(Extracted data entries)

— START —

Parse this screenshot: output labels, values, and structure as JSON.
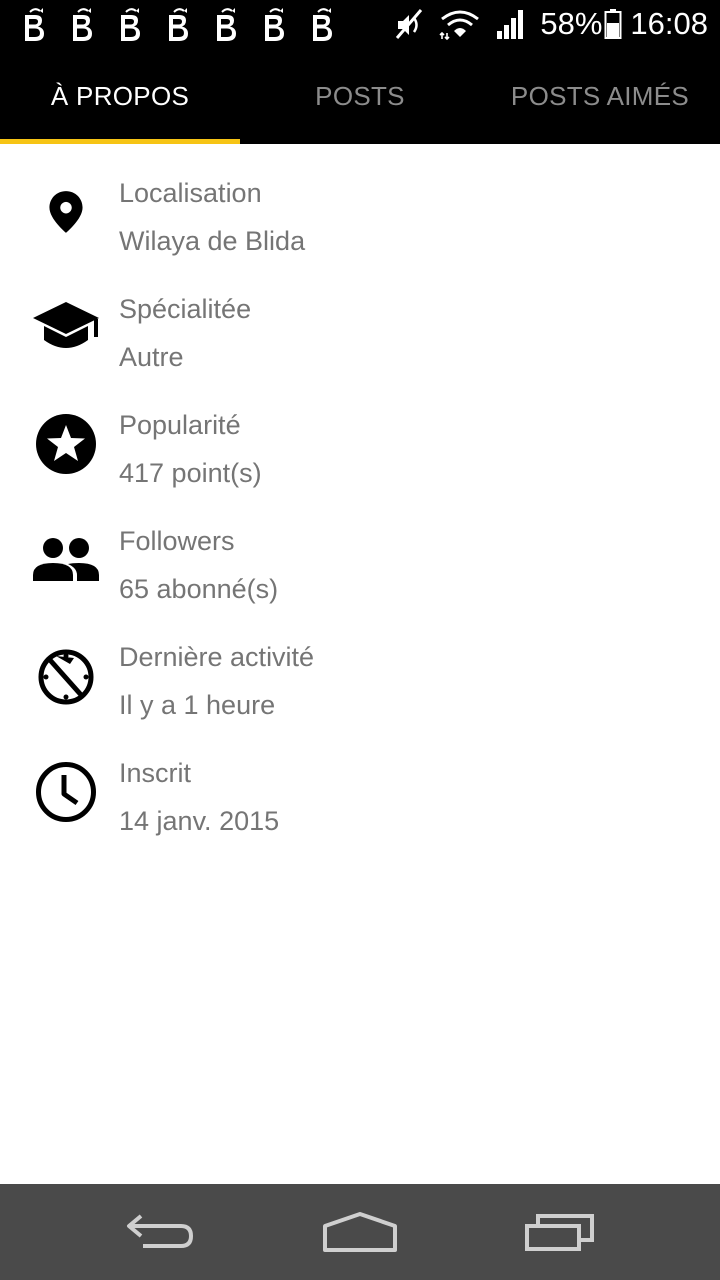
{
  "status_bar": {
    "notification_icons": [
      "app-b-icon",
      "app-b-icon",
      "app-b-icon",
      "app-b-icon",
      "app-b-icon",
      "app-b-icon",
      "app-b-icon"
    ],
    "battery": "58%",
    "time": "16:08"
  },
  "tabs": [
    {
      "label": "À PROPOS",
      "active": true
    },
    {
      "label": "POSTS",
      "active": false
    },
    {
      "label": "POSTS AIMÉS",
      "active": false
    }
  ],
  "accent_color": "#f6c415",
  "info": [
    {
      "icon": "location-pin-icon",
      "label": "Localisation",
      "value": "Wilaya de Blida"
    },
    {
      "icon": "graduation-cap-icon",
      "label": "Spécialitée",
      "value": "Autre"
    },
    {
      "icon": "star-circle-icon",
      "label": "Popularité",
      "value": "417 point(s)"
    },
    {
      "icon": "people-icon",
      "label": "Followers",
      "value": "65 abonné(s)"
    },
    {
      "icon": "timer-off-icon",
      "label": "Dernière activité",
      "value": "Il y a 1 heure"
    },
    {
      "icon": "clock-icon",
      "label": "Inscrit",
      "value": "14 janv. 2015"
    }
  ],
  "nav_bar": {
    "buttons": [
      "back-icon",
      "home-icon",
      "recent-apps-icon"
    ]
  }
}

— END —

EXERCISE DETAILS
Reproduce the data above in full, exactly as it is, with the pictures left out.

ANSWER IN FULL
Parse this screenshot: output labels, values, and structure as JSON.
{
  "status_bar": {
    "notification_icons": [
      "app-b-icon",
      "app-b-icon",
      "app-b-icon",
      "app-b-icon",
      "app-b-icon",
      "app-b-icon",
      "app-b-icon"
    ],
    "battery": "58%",
    "time": "16:08"
  },
  "tabs": [
    {
      "label": "À PROPOS",
      "active": true
    },
    {
      "label": "POSTS",
      "active": false
    },
    {
      "label": "POSTS AIMÉS",
      "active": false
    }
  ],
  "accent_color": "#f6c415",
  "info": [
    {
      "icon": "location-pin-icon",
      "label": "Localisation",
      "value": "Wilaya de Blida"
    },
    {
      "icon": "graduation-cap-icon",
      "label": "Spécialitée",
      "value": "Autre"
    },
    {
      "icon": "star-circle-icon",
      "label": "Popularité",
      "value": "417 point(s)"
    },
    {
      "icon": "people-icon",
      "label": "Followers",
      "value": "65 abonné(s)"
    },
    {
      "icon": "timer-off-icon",
      "label": "Dernière activité",
      "value": "Il y a 1 heure"
    },
    {
      "icon": "clock-icon",
      "label": "Inscrit",
      "value": "14 janv. 2015"
    }
  ],
  "nav_bar": {
    "buttons": [
      "back-icon",
      "home-icon",
      "recent-apps-icon"
    ]
  }
}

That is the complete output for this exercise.